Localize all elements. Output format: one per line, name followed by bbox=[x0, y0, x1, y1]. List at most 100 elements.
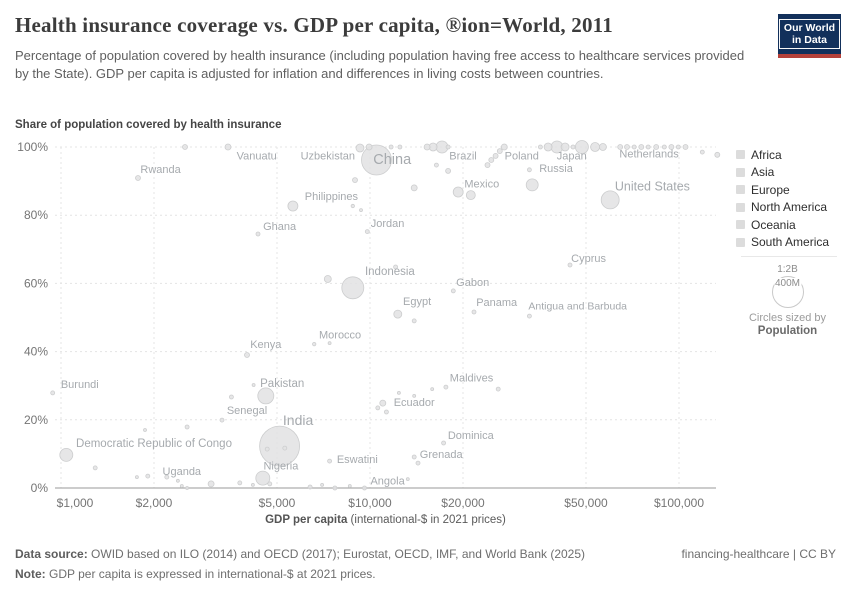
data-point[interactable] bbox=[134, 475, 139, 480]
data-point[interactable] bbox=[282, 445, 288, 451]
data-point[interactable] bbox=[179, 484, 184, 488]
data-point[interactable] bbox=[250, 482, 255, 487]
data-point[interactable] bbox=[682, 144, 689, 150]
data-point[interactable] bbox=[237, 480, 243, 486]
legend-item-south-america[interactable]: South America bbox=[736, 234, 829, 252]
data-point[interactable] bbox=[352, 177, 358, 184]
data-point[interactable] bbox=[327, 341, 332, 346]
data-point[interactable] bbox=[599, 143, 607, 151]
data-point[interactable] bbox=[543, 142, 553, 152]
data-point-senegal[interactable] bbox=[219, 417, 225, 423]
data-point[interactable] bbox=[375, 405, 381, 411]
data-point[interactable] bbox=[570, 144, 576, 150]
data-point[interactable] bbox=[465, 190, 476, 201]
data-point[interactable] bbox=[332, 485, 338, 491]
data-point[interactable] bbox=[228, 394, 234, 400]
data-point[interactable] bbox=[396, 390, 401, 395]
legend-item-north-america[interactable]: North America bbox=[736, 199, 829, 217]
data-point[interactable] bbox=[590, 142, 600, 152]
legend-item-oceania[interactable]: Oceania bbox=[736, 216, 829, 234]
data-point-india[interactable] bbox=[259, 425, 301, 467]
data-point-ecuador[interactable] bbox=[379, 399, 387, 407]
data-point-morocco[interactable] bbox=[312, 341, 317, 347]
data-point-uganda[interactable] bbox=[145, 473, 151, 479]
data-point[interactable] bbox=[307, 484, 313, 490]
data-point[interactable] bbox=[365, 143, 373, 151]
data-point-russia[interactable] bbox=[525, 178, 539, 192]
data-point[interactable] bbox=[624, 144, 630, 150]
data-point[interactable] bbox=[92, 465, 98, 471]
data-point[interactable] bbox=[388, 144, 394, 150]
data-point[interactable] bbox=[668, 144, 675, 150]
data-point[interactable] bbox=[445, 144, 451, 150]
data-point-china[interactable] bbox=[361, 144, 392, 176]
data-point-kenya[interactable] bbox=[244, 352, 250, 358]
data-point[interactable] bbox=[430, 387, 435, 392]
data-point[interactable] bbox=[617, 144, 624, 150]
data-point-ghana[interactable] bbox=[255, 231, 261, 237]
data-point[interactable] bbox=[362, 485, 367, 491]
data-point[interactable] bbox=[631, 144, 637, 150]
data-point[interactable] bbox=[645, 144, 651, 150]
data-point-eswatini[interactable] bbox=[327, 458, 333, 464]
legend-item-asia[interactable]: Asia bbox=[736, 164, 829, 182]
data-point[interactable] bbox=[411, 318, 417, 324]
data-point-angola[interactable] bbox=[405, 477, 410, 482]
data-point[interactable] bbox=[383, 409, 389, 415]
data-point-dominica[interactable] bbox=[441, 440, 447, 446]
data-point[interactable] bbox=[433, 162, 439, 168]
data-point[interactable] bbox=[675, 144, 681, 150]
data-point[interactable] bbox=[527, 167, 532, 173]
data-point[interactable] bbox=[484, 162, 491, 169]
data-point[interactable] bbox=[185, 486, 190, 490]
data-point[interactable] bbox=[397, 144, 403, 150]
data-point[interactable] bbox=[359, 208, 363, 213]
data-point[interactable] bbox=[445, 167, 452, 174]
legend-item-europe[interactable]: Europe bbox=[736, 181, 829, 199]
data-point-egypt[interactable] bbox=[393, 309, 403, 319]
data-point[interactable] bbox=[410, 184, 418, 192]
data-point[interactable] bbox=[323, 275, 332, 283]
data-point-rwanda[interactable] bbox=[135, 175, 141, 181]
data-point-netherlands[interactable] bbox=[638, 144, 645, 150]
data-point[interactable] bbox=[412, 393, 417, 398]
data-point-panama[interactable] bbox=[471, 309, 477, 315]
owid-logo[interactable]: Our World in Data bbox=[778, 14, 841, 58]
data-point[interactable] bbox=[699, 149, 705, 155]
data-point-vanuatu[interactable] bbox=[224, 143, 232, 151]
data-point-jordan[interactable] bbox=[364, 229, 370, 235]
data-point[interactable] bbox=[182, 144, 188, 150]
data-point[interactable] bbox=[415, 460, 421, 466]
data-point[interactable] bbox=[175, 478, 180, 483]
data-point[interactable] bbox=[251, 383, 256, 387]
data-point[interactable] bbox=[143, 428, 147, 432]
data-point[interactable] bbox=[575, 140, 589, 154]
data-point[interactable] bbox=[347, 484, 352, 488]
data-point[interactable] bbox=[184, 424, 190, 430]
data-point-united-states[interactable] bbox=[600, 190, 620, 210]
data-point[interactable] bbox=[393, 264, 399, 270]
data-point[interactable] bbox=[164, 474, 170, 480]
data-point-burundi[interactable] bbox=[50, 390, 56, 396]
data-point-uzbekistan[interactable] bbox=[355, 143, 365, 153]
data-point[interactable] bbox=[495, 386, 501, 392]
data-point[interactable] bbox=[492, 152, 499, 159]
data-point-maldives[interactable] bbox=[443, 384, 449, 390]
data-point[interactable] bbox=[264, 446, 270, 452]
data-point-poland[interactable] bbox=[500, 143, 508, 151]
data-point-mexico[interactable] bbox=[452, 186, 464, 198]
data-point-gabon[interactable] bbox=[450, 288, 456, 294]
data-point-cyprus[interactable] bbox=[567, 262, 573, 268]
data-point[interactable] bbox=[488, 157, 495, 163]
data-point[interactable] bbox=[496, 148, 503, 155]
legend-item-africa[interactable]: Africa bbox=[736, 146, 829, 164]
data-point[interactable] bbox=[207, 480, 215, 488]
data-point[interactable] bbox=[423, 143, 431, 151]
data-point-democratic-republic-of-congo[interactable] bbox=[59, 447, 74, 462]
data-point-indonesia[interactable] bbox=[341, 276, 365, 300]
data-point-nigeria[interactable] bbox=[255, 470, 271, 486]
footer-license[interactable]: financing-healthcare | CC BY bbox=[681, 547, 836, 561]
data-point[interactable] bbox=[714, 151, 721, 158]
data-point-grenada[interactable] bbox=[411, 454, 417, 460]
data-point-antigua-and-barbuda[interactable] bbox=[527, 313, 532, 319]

--

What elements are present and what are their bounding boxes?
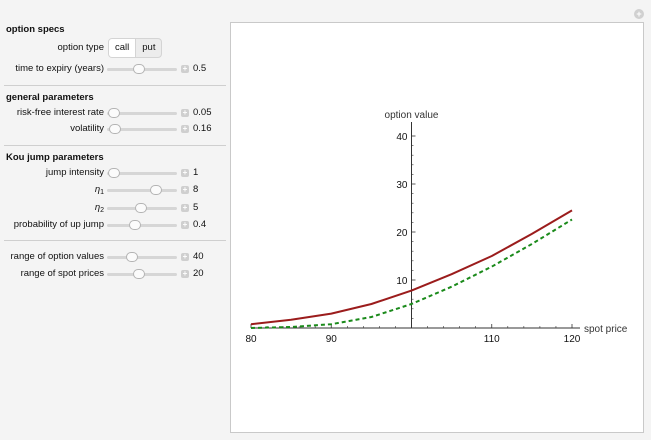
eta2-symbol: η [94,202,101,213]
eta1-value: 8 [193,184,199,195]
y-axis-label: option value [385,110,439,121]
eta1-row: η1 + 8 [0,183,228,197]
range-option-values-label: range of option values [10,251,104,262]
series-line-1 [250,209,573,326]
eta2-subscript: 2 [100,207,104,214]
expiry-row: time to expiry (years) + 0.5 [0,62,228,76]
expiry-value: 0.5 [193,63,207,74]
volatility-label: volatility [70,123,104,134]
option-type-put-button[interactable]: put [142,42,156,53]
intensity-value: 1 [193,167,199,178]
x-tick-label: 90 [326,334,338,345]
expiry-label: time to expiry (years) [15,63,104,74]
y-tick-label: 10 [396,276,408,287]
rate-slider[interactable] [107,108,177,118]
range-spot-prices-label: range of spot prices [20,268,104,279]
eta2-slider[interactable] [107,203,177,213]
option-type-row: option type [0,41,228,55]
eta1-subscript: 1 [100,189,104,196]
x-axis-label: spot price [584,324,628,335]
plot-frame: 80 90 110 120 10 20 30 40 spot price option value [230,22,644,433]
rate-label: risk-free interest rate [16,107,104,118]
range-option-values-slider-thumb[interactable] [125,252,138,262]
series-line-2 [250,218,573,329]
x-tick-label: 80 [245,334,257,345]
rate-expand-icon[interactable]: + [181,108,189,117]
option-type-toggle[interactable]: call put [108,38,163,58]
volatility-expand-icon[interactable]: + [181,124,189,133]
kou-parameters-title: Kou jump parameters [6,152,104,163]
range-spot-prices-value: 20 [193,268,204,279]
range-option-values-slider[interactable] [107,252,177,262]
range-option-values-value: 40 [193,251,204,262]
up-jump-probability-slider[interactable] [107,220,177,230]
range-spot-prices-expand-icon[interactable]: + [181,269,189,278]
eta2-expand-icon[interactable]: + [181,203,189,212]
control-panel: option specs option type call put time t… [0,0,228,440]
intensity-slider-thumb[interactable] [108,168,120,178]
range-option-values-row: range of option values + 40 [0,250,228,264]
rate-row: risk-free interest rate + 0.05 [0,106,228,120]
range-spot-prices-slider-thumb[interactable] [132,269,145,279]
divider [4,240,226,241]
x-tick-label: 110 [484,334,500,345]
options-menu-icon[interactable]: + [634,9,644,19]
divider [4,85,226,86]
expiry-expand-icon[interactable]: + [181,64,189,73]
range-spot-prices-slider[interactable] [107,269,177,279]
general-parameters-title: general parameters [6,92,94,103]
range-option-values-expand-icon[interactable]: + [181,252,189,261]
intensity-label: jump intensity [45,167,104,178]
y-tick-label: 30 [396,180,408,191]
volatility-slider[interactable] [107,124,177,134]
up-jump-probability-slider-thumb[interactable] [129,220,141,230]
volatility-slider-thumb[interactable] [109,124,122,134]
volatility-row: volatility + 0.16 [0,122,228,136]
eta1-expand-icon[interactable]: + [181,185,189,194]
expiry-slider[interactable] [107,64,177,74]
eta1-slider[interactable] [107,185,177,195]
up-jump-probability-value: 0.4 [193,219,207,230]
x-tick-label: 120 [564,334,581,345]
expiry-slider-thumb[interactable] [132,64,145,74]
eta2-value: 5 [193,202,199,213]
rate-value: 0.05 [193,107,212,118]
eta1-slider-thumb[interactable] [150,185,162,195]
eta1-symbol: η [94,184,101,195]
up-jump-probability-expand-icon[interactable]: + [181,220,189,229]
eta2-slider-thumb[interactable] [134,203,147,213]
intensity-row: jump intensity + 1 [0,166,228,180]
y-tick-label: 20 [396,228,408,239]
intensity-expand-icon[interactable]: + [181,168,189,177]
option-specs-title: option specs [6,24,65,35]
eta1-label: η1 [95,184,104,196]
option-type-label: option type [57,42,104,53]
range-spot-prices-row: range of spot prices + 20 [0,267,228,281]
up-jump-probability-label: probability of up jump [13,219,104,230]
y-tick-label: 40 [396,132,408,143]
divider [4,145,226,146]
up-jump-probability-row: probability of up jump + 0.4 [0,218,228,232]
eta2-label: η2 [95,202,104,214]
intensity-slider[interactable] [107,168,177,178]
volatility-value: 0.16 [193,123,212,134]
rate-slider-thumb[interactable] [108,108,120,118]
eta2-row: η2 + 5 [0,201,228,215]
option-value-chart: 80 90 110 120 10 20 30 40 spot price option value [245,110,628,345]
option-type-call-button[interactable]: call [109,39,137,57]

WRITTEN INSTRUCTION
Copy out everything in the data from the line containing "eta2-symbol: η [94,202,101,213]" down to the line containing "series-line-1 [250,209,573,326]", both included, keeping each line unchanged.

RESULT OF THE TASK
eta2-symbol: η [94,202,101,213]
eta1-value: 8 [193,184,199,195]
y-axis-label: option value [385,110,439,121]
eta1-row: η1 + 8 [0,183,228,197]
range-option-values-label: range of option values [10,251,104,262]
series-line-1 [250,209,573,326]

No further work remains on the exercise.